▶ Dataset excerpts

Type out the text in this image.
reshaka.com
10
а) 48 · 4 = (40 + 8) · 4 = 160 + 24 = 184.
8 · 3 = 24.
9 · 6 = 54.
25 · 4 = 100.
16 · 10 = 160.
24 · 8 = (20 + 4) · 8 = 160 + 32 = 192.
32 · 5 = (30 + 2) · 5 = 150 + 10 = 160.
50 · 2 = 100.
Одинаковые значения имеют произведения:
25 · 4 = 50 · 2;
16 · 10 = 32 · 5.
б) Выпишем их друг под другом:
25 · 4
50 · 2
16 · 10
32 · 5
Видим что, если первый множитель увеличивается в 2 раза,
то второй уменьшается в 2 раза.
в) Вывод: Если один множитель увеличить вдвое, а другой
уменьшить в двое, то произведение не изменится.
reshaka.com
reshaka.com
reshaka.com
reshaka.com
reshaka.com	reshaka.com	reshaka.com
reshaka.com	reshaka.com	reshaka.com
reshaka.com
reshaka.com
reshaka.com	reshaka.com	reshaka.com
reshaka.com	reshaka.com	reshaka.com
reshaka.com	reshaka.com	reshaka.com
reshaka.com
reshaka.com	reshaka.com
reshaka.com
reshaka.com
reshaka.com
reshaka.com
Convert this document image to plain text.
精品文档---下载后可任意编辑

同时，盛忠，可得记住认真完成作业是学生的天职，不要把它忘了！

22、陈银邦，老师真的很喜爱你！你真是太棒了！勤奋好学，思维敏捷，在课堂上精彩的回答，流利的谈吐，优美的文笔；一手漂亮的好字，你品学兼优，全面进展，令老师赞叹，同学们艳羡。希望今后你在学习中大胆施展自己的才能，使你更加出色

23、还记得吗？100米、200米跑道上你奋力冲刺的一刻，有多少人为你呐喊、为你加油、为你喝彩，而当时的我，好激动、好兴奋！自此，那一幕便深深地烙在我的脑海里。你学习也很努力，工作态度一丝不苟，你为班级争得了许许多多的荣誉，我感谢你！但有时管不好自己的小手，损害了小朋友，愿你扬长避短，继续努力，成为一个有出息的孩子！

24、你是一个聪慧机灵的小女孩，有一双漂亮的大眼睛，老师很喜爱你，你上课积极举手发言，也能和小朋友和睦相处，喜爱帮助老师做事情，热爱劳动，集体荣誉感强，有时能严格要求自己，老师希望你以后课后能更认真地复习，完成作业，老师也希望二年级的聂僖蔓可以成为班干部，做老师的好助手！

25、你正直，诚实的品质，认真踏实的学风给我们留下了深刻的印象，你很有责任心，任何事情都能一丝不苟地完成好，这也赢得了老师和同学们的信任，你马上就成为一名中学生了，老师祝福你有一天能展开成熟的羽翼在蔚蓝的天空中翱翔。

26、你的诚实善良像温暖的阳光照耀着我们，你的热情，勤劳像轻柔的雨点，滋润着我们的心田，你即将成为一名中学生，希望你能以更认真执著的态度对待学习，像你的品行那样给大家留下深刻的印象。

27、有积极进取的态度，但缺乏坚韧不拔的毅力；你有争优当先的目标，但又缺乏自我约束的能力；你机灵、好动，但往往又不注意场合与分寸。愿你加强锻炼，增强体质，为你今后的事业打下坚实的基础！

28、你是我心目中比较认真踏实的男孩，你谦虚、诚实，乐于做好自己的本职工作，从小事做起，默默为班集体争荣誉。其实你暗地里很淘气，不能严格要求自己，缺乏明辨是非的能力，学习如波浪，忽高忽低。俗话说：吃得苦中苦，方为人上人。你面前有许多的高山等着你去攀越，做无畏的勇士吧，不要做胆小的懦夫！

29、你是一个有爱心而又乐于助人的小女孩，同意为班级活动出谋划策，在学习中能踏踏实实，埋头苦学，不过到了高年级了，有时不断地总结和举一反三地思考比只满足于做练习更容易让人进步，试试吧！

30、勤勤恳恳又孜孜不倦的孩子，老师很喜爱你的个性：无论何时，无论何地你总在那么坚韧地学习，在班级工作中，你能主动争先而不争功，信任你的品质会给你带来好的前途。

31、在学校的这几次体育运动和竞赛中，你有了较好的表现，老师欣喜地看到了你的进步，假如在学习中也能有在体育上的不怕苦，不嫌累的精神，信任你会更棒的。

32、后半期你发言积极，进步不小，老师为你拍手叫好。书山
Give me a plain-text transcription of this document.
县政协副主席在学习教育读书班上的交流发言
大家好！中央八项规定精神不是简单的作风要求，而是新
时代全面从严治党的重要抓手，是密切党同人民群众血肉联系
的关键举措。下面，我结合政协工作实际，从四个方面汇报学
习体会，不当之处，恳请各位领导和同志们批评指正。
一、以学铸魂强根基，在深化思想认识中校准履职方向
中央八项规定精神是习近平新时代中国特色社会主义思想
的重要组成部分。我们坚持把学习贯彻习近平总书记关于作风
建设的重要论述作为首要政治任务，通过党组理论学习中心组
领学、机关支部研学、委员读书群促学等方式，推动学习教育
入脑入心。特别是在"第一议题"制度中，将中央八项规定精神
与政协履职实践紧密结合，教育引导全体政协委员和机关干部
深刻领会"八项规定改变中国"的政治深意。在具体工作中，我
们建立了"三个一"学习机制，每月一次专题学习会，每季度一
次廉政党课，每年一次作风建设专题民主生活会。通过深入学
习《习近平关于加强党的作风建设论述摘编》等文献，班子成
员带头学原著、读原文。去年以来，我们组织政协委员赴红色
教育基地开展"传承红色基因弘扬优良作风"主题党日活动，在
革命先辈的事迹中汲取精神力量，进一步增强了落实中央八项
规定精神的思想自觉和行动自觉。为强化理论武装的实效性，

▶ What you will do
Transcribe every entry exactly.

▶ Answer below
Type out the text in this image.
reshaka.com
10
а) 48 · 4 = (40 + 8) · 4 = 160 + 24 = 184.
8 · 3 = 24.
9 · 6 = 54.
25 · 4 = 100.
16 · 10 = 160.
24 · 8 = (20 + 4) · 8 = 160 + 32 = 192.
32 · 5 = (30 + 2) · 5 = 150 + 10 = 160.
50 · 2 = 100.
Одинаковые значения имеют произведения:
25 · 4 = 50 · 2;
16 · 10 = 32 · 5.
б) Выпишем их друг под другом:
25 · 4
50 · 2
16 · 10
32 · 5
Видим что, если первый множитель увеличивается в 2 раза,
то второй уменьшается в 2 раза.
в) Вывод: Если один множитель увеличить вдвое, а другой
уменьшить в двое, то произведение не изменится.
reshaka.com
reshaka.com
reshaka.com
reshaka.com
reshaka.com	reshaka.com	reshaka.com
reshaka.com	reshaka.com	reshaka.com
reshaka.com
reshaka.com
reshaka.com	reshaka.com	reshaka.com
reshaka.com	reshaka.com	reshaka.com
reshaka.com	reshaka.com	reshaka.com
reshaka.com
reshaka.com	reshaka.com
reshaka.com
reshaka.com
reshaka.com
reshaka.com
Convert this document image to plain text.
精品文档---下载后可任意编辑

同时，盛忠，可得记住认真完成作业是学生的天职，不要把它忘了！

22、陈银邦，老师真的很喜爱你！你真是太棒了！勤奋好学，思维敏捷，在课堂上精彩的回答，流利的谈吐，优美的文笔；一手漂亮的好字，你品学兼优，全面进展，令老师赞叹，同学们艳羡。希望今后你在学习中大胆施展自己的才能，使你更加出色

23、还记得吗？100米、200米跑道上你奋力冲刺的一刻，有多少人为你呐喊、为你加油、为你喝彩，而当时的我，好激动、好兴奋！自此，那一幕便深深地烙在我的脑海里。你学习也很努力，工作态度一丝不苟，你为班级争得了许许多多的荣誉，我感谢你！但有时管不好自己的小手，损害了小朋友，愿你扬长避短，继续努力，成为一个有出息的孩子！

24、你是一个聪慧机灵的小女孩，有一双漂亮的大眼睛，老师很喜爱你，你上课积极举手发言，也能和小朋友和睦相处，喜爱帮助老师做事情，热爱劳动，集体荣誉感强，有时能严格要求自己，老师希望你以后课后能更认真地复习，完成作业，老师也希望二年级的聂僖蔓可以成为班干部，做老师的好助手！

25、你正直，诚实的品质，认真踏实的学风给我们留下了深刻的印象，你很有责任心，任何事情都能一丝不苟地完成好，这也赢得了老师和同学们的信任，你马上就成为一名中学生了，老师祝福你有一天能展开成熟的羽翼在蔚蓝的天空中翱翔。

26、你的诚实善良像温暖的阳光照耀着我们，你的热情，勤劳像轻柔的雨点，滋润着我们的心田，你即将成为一名中学生，希望你能以更认真执著的态度对待学习，像你的品行那样给大家留下深刻的印象。

27、有积极进取的态度，但缺乏坚韧不拔的毅力；你有争优当先的目标，但又缺乏自我约束的能力；你机灵、好动，但往往又不注意场合与分寸。愿你加强锻炼，增强体质，为你今后的事业打下坚实的基础！

28、你是我心目中比较认真踏实的男孩，你谦虚、诚实，乐于做好自己的本职工作，从小事做起，默默为班集体争荣誉。其实你暗地里很淘气，不能严格要求自己，缺乏明辨是非的能力，学习如波浪，忽高忽低。俗话说：吃得苦中苦，方为人上人。你面前有许多的高山等着你去攀越，做无畏的勇士吧，不要做胆小的懦夫！

29、你是一个有爱心而又乐于助人的小女孩，同意为班级活动出谋划策，在学习中能踏踏实实，埋头苦学，不过到了高年级了，有时不断地总结和举一反三地思考比只满足于做练习更容易让人进步，试试吧！

30、勤勤恳恳又孜孜不倦的孩子，老师很喜爱你的个性：无论何时，无论何地你总在那么坚韧地学习，在班级工作中，你能主动争先而不争功，信任你的品质会给你带来好的前途。

31、在学校的这几次体育运动和竞赛中，你有了较好的表现，老师欣喜地看到了你的进步，假如在学习中也能有在体育上的不怕苦，不嫌累的精神，信任你会更棒的。

32、后半期你发言积极，进步不小，老师为你拍手叫好。书山
Give me a plain-text transcription of this document.
县政协副主席在学习教育读书班上的交流发言
大家好！中央八项规定精神不是简单的作风要求，而是新
时代全面从严治党的重要抓手，是密切党同人民群众血肉联系
的关键举措。下面，我结合政协工作实际，从四个方面汇报学
习体会，不当之处，恳请各位领导和同志们批评指正。
一、以学铸魂强根基，在深化思想认识中校准履职方向
中央八项规定精神是习近平新时代中国特色社会主义思想
的重要组成部分。我们坚持把学习贯彻习近平总书记关于作风
建设的重要论述作为首要政治任务，通过党组理论学习中心组
领学、机关支部研学、委员读书群促学等方式，推动学习教育
入脑入心。特别是在"第一议题"制度中，将中央八项规定精神
与政协履职实践紧密结合，教育引导全体政协委员和机关干部
深刻领会"八项规定改变中国"的政治深意。在具体工作中，我
们建立了"三个一"学习机制，每月一次专题学习会，每季度一
次廉政党课，每年一次作风建设专题民主生活会。通过深入学
习《习近平关于加强党的作风建设论述摘编》等文献，班子成
员带头学原著、读原文。去年以来，我们组织政协委员赴红色
教育基地开展"传承红色基因弘扬优良作风"主题党日活动，在
革命先辈的事迹中汲取精神力量，进一步增强了落实中央八项
规定精神的思想自觉和行动自觉。为强化理论武装的实效性，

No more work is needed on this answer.